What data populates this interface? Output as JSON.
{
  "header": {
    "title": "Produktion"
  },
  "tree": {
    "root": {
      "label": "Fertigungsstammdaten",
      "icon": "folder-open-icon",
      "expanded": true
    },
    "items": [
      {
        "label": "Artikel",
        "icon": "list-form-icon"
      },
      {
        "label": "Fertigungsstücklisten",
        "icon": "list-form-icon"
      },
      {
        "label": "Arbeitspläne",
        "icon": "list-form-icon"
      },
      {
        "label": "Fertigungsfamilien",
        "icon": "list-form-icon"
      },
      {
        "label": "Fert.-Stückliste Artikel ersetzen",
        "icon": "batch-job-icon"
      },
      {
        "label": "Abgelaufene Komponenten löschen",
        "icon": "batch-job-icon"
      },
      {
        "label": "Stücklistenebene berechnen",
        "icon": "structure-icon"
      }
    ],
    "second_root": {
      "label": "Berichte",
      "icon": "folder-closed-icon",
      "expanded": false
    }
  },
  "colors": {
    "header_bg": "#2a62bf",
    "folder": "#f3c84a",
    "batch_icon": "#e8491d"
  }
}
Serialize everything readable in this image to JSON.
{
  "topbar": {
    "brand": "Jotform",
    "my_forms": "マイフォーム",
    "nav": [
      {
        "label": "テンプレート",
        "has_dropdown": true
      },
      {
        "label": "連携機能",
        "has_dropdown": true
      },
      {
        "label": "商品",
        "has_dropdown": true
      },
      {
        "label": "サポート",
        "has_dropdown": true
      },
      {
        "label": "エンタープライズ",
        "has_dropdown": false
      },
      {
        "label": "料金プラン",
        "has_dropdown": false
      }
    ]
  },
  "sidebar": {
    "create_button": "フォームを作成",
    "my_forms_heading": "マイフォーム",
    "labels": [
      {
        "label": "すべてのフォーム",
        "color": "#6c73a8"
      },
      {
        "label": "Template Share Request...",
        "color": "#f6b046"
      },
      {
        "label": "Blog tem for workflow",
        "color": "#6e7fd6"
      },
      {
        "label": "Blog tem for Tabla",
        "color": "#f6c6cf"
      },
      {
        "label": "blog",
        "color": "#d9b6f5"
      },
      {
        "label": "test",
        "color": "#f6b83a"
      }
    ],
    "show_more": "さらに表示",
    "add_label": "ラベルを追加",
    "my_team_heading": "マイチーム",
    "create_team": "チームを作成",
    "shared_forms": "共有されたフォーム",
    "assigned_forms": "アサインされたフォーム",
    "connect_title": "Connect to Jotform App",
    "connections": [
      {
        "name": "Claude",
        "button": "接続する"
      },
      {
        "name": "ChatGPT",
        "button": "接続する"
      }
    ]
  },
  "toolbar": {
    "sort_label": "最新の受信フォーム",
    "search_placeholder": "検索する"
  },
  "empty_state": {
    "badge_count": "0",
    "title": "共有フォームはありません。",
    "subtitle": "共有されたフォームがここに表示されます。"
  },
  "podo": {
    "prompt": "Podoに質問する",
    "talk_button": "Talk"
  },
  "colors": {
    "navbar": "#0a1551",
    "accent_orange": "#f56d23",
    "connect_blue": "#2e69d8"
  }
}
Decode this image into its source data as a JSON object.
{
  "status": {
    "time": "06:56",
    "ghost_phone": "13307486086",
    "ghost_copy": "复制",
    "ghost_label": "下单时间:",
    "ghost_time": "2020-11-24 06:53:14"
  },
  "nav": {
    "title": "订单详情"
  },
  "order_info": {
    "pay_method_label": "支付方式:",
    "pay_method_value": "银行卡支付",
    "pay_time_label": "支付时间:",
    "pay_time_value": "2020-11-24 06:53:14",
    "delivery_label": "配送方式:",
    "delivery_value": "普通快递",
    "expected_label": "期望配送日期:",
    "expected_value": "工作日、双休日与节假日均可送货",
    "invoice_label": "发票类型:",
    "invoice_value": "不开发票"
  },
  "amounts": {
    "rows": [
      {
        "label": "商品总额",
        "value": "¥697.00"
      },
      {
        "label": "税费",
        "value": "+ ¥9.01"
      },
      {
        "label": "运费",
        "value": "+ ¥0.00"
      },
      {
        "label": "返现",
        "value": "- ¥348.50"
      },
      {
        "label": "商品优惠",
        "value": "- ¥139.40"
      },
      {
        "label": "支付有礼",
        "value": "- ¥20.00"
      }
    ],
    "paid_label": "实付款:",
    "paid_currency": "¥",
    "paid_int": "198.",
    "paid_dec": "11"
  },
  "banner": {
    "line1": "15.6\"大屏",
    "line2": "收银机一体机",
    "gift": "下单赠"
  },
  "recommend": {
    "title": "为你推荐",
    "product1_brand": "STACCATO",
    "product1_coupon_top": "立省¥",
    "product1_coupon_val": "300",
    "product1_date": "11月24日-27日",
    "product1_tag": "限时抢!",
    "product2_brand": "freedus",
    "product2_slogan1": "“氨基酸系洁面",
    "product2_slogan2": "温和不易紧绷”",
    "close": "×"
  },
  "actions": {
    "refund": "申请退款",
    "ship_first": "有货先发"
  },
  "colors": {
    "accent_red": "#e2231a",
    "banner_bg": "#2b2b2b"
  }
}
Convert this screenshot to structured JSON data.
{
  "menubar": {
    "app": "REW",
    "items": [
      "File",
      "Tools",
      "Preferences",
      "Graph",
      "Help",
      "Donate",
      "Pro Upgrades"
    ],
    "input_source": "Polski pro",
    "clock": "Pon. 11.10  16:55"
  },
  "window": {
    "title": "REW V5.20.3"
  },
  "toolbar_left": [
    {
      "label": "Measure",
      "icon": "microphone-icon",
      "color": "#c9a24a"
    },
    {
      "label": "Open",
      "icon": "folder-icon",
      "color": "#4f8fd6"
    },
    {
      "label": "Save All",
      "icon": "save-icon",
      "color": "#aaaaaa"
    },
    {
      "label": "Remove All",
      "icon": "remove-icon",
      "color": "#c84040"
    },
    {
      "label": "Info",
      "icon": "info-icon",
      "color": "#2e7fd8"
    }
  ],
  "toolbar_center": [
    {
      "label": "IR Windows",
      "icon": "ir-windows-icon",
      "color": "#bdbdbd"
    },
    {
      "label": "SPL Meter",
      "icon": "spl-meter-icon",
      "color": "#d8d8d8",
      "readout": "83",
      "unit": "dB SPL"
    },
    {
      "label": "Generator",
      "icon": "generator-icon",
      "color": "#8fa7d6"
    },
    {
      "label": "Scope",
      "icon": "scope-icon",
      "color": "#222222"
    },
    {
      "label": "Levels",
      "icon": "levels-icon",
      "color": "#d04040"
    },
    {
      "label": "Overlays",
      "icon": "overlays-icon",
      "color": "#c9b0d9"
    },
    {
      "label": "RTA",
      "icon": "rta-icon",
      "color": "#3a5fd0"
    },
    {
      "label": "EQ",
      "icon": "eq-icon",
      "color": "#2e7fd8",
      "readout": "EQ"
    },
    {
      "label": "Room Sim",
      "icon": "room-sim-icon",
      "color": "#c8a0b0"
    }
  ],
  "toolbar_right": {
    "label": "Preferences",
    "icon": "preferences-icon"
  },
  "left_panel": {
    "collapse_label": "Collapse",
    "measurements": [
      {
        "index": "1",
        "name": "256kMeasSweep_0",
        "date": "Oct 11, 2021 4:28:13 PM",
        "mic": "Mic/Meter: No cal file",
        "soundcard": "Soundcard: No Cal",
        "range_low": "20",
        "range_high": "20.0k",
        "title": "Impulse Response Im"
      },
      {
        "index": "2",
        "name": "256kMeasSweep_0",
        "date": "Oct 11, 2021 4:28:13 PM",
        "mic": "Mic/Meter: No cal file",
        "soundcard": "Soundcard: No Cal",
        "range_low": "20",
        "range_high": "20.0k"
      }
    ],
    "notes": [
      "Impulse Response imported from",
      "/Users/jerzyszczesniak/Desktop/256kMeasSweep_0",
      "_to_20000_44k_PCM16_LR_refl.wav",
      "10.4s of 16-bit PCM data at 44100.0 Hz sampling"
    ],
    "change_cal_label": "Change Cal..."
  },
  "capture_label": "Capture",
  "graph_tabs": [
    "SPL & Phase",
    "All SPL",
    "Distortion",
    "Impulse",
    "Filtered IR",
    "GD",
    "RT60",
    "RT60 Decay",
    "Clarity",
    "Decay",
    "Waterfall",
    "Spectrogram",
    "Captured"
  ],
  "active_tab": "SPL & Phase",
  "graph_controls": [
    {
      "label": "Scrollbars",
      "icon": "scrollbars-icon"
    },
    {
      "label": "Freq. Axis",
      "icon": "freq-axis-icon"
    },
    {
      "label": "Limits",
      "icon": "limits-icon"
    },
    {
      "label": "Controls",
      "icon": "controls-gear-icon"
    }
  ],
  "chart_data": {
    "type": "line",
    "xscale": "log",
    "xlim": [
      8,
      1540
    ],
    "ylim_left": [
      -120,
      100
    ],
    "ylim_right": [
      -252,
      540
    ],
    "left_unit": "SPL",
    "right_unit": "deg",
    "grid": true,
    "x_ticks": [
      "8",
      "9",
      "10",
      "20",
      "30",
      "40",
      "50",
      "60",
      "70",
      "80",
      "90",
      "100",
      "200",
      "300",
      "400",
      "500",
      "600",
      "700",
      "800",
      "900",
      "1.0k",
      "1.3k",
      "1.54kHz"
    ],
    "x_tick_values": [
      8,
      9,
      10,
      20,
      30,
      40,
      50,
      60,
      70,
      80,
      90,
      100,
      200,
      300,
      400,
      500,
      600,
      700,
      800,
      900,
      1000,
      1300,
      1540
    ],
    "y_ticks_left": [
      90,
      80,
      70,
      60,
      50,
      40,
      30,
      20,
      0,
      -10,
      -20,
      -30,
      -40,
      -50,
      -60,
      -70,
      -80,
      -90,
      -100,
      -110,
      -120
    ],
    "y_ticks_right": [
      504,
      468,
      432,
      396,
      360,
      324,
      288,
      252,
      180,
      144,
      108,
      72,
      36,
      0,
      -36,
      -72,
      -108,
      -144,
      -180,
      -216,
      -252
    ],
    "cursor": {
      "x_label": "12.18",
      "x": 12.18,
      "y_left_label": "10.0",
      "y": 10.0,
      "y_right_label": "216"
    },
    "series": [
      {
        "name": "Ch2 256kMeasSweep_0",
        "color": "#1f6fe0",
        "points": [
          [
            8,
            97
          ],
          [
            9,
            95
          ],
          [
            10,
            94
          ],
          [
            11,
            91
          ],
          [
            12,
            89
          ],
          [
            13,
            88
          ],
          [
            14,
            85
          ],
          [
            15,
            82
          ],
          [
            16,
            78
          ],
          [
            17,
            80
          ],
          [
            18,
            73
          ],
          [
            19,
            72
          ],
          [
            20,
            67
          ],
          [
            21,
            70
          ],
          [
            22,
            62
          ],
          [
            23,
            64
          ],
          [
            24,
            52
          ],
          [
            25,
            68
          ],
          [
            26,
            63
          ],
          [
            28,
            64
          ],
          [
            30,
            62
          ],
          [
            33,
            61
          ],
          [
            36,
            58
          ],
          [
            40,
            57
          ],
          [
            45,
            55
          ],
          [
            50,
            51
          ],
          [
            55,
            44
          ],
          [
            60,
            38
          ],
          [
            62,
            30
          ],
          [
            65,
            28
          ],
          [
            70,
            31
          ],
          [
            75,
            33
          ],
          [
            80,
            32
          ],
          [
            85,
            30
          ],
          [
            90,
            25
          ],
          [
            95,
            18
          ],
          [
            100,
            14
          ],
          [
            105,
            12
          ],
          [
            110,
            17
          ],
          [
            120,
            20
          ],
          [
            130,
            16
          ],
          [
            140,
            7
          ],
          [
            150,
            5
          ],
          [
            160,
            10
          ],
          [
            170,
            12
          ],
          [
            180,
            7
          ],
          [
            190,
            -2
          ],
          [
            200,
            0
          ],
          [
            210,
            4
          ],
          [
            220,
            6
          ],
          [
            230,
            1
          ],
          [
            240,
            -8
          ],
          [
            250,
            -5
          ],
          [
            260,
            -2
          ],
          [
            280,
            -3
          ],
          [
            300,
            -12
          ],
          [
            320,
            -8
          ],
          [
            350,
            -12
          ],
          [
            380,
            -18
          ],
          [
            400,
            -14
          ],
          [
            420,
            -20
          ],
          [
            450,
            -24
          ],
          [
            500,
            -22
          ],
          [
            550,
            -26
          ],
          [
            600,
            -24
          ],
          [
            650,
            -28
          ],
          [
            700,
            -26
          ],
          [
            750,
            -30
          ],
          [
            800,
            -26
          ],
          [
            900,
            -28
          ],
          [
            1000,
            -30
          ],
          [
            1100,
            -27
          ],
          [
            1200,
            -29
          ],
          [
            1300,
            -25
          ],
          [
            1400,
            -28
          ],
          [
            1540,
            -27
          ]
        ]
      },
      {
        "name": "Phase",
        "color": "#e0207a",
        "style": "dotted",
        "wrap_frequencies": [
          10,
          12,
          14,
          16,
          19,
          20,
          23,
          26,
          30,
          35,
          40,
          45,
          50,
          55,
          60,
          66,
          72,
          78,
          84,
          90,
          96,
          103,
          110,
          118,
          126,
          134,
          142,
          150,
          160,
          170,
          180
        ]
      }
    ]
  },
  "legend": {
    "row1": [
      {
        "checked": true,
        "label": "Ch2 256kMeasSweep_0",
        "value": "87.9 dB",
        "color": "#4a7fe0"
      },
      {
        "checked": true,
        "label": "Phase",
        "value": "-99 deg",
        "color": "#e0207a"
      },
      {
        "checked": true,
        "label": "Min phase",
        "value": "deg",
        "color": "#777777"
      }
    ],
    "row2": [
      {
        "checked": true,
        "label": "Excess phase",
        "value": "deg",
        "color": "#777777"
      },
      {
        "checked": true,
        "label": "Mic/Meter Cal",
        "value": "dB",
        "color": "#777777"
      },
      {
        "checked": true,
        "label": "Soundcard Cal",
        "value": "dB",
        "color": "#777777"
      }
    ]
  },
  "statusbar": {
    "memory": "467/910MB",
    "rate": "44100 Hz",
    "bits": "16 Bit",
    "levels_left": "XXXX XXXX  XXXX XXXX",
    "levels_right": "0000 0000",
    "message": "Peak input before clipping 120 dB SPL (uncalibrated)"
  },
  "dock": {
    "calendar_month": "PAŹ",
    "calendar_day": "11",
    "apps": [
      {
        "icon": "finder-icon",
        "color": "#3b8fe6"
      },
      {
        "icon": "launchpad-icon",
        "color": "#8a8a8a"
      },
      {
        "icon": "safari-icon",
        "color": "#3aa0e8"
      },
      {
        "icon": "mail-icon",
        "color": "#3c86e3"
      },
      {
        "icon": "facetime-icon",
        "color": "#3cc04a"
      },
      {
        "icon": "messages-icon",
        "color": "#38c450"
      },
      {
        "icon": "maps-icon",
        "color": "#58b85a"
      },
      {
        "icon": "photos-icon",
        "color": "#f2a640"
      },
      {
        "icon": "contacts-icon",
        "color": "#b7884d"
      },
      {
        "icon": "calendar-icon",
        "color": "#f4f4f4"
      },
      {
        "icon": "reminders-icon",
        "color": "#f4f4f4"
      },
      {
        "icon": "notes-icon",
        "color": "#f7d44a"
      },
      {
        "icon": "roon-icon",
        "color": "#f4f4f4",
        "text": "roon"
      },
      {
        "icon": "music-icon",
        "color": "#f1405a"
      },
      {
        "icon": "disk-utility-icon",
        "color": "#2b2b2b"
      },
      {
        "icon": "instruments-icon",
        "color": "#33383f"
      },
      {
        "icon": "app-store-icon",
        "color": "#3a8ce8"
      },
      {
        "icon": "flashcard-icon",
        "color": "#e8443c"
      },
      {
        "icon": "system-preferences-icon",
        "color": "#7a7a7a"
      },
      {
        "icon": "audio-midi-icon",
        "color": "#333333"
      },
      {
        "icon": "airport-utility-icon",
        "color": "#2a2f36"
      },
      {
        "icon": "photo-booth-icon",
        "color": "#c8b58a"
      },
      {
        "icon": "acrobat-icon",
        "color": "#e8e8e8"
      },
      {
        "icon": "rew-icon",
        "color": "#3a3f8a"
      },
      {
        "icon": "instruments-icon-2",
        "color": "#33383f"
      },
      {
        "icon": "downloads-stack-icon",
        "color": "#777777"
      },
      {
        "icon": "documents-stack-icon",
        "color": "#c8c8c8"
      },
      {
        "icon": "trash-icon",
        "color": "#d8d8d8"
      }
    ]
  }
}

Your task:
Go through the listing above and locate each line that holds the word "utility". Copy those lines.

Solution for this problem:
        "icon": "disk-utility-icon",
        "icon": "airport-utility-icon",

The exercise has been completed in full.